## What you are asked to do
Give all of the lines again, with nothing added or dropped.
--------------------------------------------------
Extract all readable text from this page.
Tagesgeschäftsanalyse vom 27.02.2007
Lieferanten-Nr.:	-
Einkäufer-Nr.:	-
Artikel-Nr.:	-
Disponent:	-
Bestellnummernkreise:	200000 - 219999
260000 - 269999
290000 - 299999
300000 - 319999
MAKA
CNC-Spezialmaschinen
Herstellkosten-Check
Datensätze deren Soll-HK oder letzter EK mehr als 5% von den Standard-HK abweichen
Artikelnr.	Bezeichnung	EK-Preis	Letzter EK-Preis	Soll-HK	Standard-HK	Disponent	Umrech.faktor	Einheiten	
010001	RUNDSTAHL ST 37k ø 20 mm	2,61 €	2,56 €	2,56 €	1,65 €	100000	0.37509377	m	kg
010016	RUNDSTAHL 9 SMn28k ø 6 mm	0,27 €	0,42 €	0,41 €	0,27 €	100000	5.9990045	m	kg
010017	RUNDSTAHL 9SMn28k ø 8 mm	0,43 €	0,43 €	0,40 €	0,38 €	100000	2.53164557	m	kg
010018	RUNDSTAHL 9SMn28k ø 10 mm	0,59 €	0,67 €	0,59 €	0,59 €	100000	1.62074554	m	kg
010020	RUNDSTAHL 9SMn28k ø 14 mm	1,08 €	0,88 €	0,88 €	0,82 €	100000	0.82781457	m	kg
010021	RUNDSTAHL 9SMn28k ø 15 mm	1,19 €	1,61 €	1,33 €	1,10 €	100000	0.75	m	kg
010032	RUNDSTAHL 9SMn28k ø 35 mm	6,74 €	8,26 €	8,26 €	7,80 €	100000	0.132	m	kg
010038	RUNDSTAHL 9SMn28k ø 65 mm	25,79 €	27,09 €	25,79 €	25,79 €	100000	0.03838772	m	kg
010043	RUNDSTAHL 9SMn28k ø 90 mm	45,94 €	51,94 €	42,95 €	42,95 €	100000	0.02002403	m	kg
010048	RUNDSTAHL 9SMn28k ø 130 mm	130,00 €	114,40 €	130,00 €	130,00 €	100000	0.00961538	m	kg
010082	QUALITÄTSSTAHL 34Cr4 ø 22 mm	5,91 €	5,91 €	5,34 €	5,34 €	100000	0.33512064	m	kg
--------------------------------------------------
## Right answer
Extract all readable text from this page.
Tagesgeschäftsanalyse vom 27.02.2007
Lieferanten-Nr.:	-
Einkäufer-Nr.:	-
Artikel-Nr.:	-
Disponent:	-
Bestellnummernkreise:	200000 - 219999
260000 - 269999
290000 - 299999
300000 - 319999
MAKA
CNC-Spezialmaschinen
Herstellkosten-Check
Datensätze deren Soll-HK oder letzter EK mehr als 5% von den Standard-HK abweichen
Artikelnr.	Bezeichnung	EK-Preis	Letzter EK-Preis	Soll-HK	Standard-HK	Disponent	Umrech.faktor	Einheiten	
010001	RUNDSTAHL ST 37k ø 20 mm	2,61 €	2,56 €	2,56 €	1,65 €	100000	0.37509377	m	kg
010016	RUNDSTAHL 9 SMn28k ø 6 mm	0,27 €	0,42 €	0,41 €	0,27 €	100000	5.9990045	m	kg
010017	RUNDSTAHL 9SMn28k ø 8 mm	0,43 €	0,43 €	0,40 €	0,38 €	100000	2.53164557	m	kg
010018	RUNDSTAHL 9SMn28k ø 10 mm	0,59 €	0,67 €	0,59 €	0,59 €	100000	1.62074554	m	kg
010020	RUNDSTAHL 9SMn28k ø 14 mm	1,08 €	0,88 €	0,88 €	0,82 €	100000	0.82781457	m	kg
010021	RUNDSTAHL 9SMn28k ø 15 mm	1,19 €	1,61 €	1,33 €	1,10 €	100000	0.75	m	kg
010032	RUNDSTAHL 9SMn28k ø 35 mm	6,74 €	8,26 €	8,26 €	7,80 €	100000	0.132	m	kg
010038	RUNDSTAHL 9SMn28k ø 65 mm	25,79 €	27,09 €	25,79 €	25,79 €	100000	0.03838772	m	kg
010043	RUNDSTAHL 9SMn28k ø 90 mm	45,94 €	51,94 €	42,95 €	42,95 €	100000	0.02002403	m	kg
010048	RUNDSTAHL 9SMn28k ø 130 mm	130,00 €	114,40 €	130,00 €	130,00 €	100000	0.00961538	m	kg
010082	QUALITÄTSSTAHL 34Cr4 ø 22 mm	5,91 €	5,91 €	5,34 €	5,34 €	100000	0.33512064	m	kg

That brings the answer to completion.